EXERCISE DATA:
============

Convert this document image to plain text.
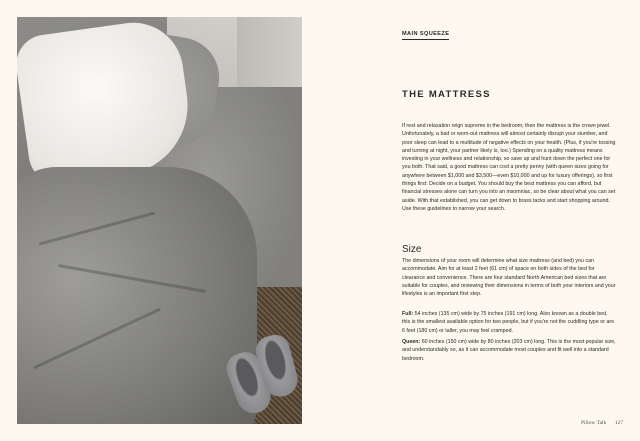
MAIN SQUEEZE
THE MATTRESS

If rest and relaxation reign supreme in the bedroom, then the mattress is the crown jewel. Unfortunately, a bad or worn-out mattress will almost certainly disrupt your slumber, and poor sleep can lead to a multitude of negative effects on your health. (Plus, if you're tossing and turning at night, your partner likely is, too.) Spending on a quality mattress means investing in your wellness and relationship, so save up and hunt down the perfect one for you both. That said, a good mattress can cost a pretty penny (with queen sizes going for anywhere between $1,000 and $3,500—even $10,000 and up for luxury offerings), so first things first: Decide on a budget. You should buy the best mattress you can afford, but financial stresses alone can turn you into an insomniac, so be clear about what you can set aside. With that established, you can get down to brass tacks and start shopping around. Use these guidelines to narrow your search.

Size

The dimensions of your room will determine what size mattress (and bed) you can accommodate. Aim for at least 2 feet (61 cm) of space on both sides of the bed for clearance and convenience. There are four standard North American bed sizes that are suitable for couples, and reviewing their dimensions in terms of both your interiors and your lifestyles is an important first step.

Full: 54 inches (135 cm) wide by 75 inches (191 cm) long. Also known as a double bed, this is the smallest available option for two people, but if you're not the cuddling type or are 6 feet (180 cm) or taller, you may feel cramped.

Queen: 60 inches (150 cm) wide by 80 inches (203 cm) long. This is the most popular size, and understandably so, as it can accommodate most couples and fit well into a standard bedroom.

Pillow Talk 127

============

CHALLENGE:
Print each of the records above exactly as written, leaving no picture in the copy.

RESPONSE TO THE EXERCISE:
Convert this document image to plain text.
MAIN SQUEEZE
THE MATTRESS

If rest and relaxation reign supreme in the bedroom, then the mattress is the crown jewel. Unfortunately, a bad or worn-out mattress will almost certainly disrupt your slumber, and poor sleep can lead to a multitude of negative effects on your health. (Plus, if you're tossing and turning at night, your partner likely is, too.) Spending on a quality mattress means investing in your wellness and relationship, so save up and hunt down the perfect one for you both. That said, a good mattress can cost a pretty penny (with queen sizes going for anywhere between $1,000 and $3,500—even $10,000 and up for luxury offerings), so first things first: Decide on a budget. You should buy the best mattress you can afford, but financial stresses alone can turn you into an insomniac, so be clear about what you can set aside. With that established, you can get down to brass tacks and start shopping around. Use these guidelines to narrow your search.

Size

The dimensions of your room will determine what size mattress (and bed) you can accommodate. Aim for at least 2 feet (61 cm) of space on both sides of the bed for clearance and convenience. There are four standard North American bed sizes that are suitable for couples, and reviewing their dimensions in terms of both your interiors and your lifestyles is an important first step.

Full: 54 inches (135 cm) wide by 75 inches (191 cm) long. Also known as a double bed, this is the smallest available option for two people, but if you're not the cuddling type or are 6 feet (180 cm) or taller, you may feel cramped.

Queen: 60 inches (150 cm) wide by 80 inches (203 cm) long. This is the most popular size, and understandably so, as it can accommodate most couples and fit well into a standard bedroom.

Pillow Talk 127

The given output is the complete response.